# SHORT TASK
Transcribe the listing exactly, leaving out every picture.

--- --- ---

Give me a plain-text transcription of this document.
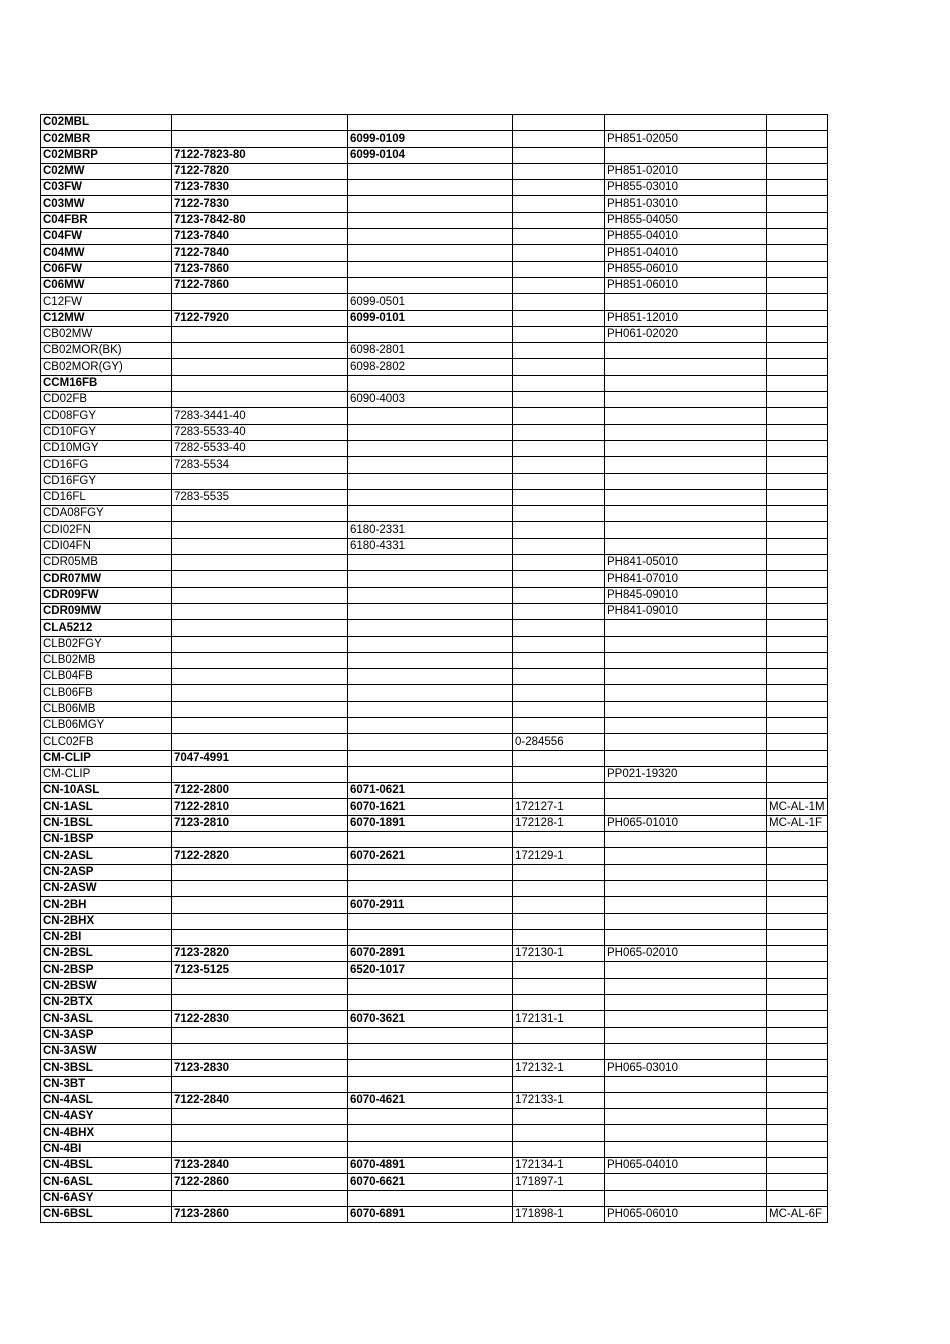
C02MBL					
C02MBR		6099-0109		PH851-02050	
C02MBRP	7122-7823-80	6099-0104			
C02MW	7122-7820			PH851-02010	
C03FW	7123-7830			PH855-03010	
C03MW	7122-7830			PH851-03010	
C04FBR	7123-7842-80			PH855-04050	
C04FW	7123-7840			PH855-04010	
C04MW	7122-7840			PH851-04010	
C06FW	7123-7860			PH855-06010	
C06MW	7122-7860			PH851-06010	
C12FW		6099-0501			
C12MW	7122-7920	6099-0101		PH851-12010	
CB02MW				PH061-02020	
CB02MOR(BK)		6098-2801			
CB02MOR(GY)		6098-2802			
CCM16FB					
CD02FB		6090-4003			
CD08FGY	7283-3441-40				
CD10FGY	7283-5533-40				
CD10MGY	7282-5533-40				
CD16FG	7283-5534				
CD16FGY					
CD16FL	7283-5535				
CDA08FGY					
CDI02FN		6180-2331			
CDI04FN		6180-4331			
CDR05MB				PH841-05010	
CDR07MW				PH841-07010	
CDR09FW				PH845-09010	
CDR09MW				PH841-09010	
CLA5212					
CLB02FGY					
CLB02MB					
CLB04FB					
CLB06FB					
CLB06MB					
CLB06MGY					
CLC02FB			0-284556		
CM-CLIP	7047-4991				
CM-CLIP				PP021-19320	
CN-10ASL	7122-2800	6071-0621			
CN-1ASL	7122-2810	6070-1621	172127-1		MC-AL-1M
CN-1BSL	7123-2810	6070-1891	172128-1	PH065-01010	MC-AL-1F
CN-1BSP					
CN-2ASL	7122-2820	6070-2621	172129-1		
CN-2ASP					
CN-2ASW					
CN-2BH		6070-2911			
CN-2BHX					
CN-2BI					
CN-2BSL	7123-2820	6070-2891	172130-1	PH065-02010	
CN-2BSP	7123-5125	6520-1017			
CN-2BSW					
CN-2BTX					
CN-3ASL	7122-2830	6070-3621	172131-1		
CN-3ASP					
CN-3ASW					
CN-3BSL	7123-2830		172132-1	PH065-03010	
CN-3BT					
CN-4ASL	7122-2840	6070-4621	172133-1		
CN-4ASY					
CN-4BHX					
CN-4BI					
CN-4BSL	7123-2840	6070-4891	172134-1	PH065-04010	
CN-6ASL	7122-2860	6070-6621	171897-1		
CN-6ASY					
CN-6BSL	7123-2860	6070-6891	171898-1	PH065-06010	MC-AL-6F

--- --- ---

# SOLUTION TO THIS TASK
Give me a plain-text transcription of this document.
C02MBL					
C02MBR		6099-0109		PH851-02050	
C02MBRP	7122-7823-80	6099-0104			
C02MW	7122-7820			PH851-02010	
C03FW	7123-7830			PH855-03010	
C03MW	7122-7830			PH851-03010	
C04FBR	7123-7842-80			PH855-04050	
C04FW	7123-7840			PH855-04010	
C04MW	7122-7840			PH851-04010	
C06FW	7123-7860			PH855-06010	
C06MW	7122-7860			PH851-06010	
C12FW		6099-0501			
C12MW	7122-7920	6099-0101		PH851-12010	
CB02MW				PH061-02020	
CB02MOR(BK)		6098-2801			
CB02MOR(GY)		6098-2802			
CCM16FB					
CD02FB		6090-4003			
CD08FGY	7283-3441-40				
CD10FGY	7283-5533-40				
CD10MGY	7282-5533-40				
CD16FG	7283-5534				
CD16FGY					
CD16FL	7283-5535				
CDA08FGY					
CDI02FN		6180-2331			
CDI04FN		6180-4331			
CDR05MB				PH841-05010	
CDR07MW				PH841-07010	
CDR09FW				PH845-09010	
CDR09MW				PH841-09010	
CLA5212					
CLB02FGY					
CLB02MB					
CLB04FB					
CLB06FB					
CLB06MB					
CLB06MGY					
CLC02FB			0-284556		
CM-CLIP	7047-4991				
CM-CLIP				PP021-19320	
CN-10ASL	7122-2800	6071-0621			
CN-1ASL	7122-2810	6070-1621	172127-1		MC-AL-1M
CN-1BSL	7123-2810	6070-1891	172128-1	PH065-01010	MC-AL-1F
CN-1BSP					
CN-2ASL	7122-2820	6070-2621	172129-1		
CN-2ASP					
CN-2ASW					
CN-2BH		6070-2911			
CN-2BHX					
CN-2BI					
CN-2BSL	7123-2820	6070-2891	172130-1	PH065-02010	
CN-2BSP	7123-5125	6520-1017			
CN-2BSW					
CN-2BTX					
CN-3ASL	7122-2830	6070-3621	172131-1		
CN-3ASP					
CN-3ASW					
CN-3BSL	7123-2830		172132-1	PH065-03010	
CN-3BT					
CN-4ASL	7122-2840	6070-4621	172133-1		
CN-4ASY					
CN-4BHX					
CN-4BI					
CN-4BSL	7123-2840	6070-4891	172134-1	PH065-04010	
CN-6ASL	7122-2860	6070-6621	171897-1		
CN-6ASY					
CN-6BSL	7123-2860	6070-6891	171898-1	PH065-06010	MC-AL-6F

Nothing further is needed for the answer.